== Task goal ==
Type out every line below exactly as it reads.

== Input ==
##########

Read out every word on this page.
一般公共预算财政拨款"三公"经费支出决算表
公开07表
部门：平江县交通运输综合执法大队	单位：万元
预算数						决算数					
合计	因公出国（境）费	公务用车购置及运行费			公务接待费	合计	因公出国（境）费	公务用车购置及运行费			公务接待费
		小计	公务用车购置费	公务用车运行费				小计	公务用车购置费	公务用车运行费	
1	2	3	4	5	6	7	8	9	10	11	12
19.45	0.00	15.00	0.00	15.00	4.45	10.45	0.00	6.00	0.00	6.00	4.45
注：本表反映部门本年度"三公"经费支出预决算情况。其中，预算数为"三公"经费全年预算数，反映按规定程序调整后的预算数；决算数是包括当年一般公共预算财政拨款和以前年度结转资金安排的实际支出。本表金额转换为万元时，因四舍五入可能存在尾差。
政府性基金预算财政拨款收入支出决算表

##########

== Exercise response ==
Read out every word on this page.
一般公共预算财政拨款"三公"经费支出决算表
公开07表
部门：平江县交通运输综合执法大队	单位：万元
预算数						决算数					
合计	因公出国（境）费	公务用车购置及运行费			公务接待费	合计	因公出国（境）费	公务用车购置及运行费			公务接待费
		小计	公务用车购置费	公务用车运行费				小计	公务用车购置费	公务用车运行费	
1	2	3	4	5	6	7	8	9	10	11	12
19.45	0.00	15.00	0.00	15.00	4.45	10.45	0.00	6.00	0.00	6.00	4.45
注：本表反映部门本年度"三公"经费支出预决算情况。其中，预算数为"三公"经费全年预算数，反映按规定程序调整后的预算数；决算数是包括当年一般公共预算财政拨款和以前年度结转资金安排的实际支出。本表金额转换为万元时，因四舍五入可能存在尾差。
政府性基金预算财政拨款收入支出决算表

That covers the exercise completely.